Begin

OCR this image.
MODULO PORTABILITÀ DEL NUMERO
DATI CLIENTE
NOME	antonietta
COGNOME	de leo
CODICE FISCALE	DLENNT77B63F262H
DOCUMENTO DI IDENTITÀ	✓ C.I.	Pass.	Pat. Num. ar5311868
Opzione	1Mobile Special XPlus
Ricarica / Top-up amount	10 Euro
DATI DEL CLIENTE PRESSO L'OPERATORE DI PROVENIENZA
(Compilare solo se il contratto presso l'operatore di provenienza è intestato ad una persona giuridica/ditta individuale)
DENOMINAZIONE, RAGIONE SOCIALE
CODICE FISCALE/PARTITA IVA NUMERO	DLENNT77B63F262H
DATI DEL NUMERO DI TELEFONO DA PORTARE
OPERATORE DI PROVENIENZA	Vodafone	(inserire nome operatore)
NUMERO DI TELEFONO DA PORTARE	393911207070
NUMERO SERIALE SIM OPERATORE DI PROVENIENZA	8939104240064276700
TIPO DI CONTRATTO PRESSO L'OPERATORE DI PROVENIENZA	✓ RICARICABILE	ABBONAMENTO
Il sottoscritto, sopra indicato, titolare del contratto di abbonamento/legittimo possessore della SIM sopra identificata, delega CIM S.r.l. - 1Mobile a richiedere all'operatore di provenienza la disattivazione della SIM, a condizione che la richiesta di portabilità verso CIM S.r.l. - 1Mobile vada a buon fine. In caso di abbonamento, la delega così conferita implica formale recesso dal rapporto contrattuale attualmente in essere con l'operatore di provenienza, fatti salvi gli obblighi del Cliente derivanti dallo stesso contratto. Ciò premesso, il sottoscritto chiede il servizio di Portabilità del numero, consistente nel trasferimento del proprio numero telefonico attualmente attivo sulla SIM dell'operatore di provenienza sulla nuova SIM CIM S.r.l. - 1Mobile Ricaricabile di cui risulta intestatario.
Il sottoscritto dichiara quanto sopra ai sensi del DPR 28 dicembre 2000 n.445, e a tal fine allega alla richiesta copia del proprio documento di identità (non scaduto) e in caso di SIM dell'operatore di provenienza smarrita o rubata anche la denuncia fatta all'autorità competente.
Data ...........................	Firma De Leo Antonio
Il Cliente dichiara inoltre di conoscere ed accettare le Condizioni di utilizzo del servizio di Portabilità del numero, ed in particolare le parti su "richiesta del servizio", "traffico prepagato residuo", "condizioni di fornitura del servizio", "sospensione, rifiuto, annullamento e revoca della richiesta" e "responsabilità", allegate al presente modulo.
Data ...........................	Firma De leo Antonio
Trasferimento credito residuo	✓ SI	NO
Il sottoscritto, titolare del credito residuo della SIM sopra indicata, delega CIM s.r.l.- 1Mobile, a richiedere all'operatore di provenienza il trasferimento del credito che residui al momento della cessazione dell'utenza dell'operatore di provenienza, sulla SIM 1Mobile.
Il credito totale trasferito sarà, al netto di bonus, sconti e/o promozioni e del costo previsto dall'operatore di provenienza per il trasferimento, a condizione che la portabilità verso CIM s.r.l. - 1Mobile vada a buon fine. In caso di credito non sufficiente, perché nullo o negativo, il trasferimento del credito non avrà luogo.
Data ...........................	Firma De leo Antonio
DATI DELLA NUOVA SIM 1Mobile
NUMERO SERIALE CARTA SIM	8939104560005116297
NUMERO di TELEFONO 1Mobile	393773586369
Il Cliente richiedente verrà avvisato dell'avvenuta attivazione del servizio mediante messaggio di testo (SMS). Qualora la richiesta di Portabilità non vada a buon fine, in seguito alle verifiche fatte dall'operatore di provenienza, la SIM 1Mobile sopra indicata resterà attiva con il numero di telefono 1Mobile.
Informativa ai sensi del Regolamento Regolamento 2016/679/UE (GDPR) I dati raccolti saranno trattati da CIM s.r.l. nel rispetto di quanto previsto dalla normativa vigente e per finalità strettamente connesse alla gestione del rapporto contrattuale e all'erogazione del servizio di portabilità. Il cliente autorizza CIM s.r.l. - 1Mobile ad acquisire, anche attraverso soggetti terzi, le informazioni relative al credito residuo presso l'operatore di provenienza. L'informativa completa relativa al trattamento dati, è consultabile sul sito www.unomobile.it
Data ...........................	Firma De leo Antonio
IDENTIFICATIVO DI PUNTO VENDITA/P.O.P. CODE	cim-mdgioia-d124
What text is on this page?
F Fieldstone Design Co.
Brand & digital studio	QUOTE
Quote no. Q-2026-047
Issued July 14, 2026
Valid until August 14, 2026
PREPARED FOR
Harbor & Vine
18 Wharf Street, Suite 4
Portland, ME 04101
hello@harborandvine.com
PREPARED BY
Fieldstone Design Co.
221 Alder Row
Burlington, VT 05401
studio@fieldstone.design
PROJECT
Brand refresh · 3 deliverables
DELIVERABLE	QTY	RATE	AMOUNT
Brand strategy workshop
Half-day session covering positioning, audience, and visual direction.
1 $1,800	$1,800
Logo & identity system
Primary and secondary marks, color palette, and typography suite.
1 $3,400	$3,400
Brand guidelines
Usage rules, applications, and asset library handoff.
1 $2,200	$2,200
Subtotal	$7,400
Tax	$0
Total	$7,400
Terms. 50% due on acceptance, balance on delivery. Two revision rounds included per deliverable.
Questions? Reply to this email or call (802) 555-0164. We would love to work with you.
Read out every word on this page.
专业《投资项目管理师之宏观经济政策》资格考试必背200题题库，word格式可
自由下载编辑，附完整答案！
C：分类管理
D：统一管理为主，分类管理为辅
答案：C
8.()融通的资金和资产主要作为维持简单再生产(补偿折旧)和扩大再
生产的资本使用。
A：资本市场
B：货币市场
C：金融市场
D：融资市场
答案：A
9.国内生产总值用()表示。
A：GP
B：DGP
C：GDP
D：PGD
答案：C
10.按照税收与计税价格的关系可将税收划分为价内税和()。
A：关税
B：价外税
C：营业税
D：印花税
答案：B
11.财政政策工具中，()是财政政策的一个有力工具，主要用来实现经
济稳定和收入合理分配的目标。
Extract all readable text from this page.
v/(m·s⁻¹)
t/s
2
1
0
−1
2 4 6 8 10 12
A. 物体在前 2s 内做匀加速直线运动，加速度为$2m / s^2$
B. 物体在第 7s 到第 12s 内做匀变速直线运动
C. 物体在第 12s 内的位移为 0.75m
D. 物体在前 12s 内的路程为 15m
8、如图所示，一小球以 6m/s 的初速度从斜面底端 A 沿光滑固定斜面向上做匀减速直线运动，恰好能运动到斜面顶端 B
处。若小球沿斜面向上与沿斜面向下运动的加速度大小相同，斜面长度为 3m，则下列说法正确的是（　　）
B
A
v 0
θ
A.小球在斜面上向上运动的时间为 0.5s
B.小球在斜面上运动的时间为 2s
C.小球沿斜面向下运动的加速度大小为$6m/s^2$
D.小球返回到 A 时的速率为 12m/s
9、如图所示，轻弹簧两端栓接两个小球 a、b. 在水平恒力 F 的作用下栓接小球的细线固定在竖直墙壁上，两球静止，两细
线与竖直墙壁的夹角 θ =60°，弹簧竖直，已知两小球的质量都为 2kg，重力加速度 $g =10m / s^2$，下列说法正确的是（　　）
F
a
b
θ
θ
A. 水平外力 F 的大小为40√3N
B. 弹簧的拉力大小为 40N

End

*Objective*
Scan the material above. Extract every line in which the word "quanto" occurs.

*In response*
Il sottoscritto dichiara quanto sopra ai sensi del DPR 28 dicembre 2000 n.445, e a tal fine allega alla richiesta copia del proprio documento di identità (non scaduto) e in caso di SIM dell'operatore di provenienza smarrita o rubata anche la denuncia fatta all'autorità competente.
Informativa ai sensi del Regolamento Regolamento 2016/679/UE (GDPR) I dati raccolti saranno trattati da CIM s.r.l. nel rispetto di quanto previsto dalla normativa vigente e per finalità strettamente connesse alla gestione del rapporto contrattuale e all'erogazione del servizio di portabilità. Il cliente autorizza CIM s.r.l. - 1Mobile ad acquisire, anche attraverso soggetti terzi, le informazioni relative al credito residuo presso l'operatore di provenienza. L'informativa completa relativa al trattamento dati, è consultabile sul sito www.unomobile.it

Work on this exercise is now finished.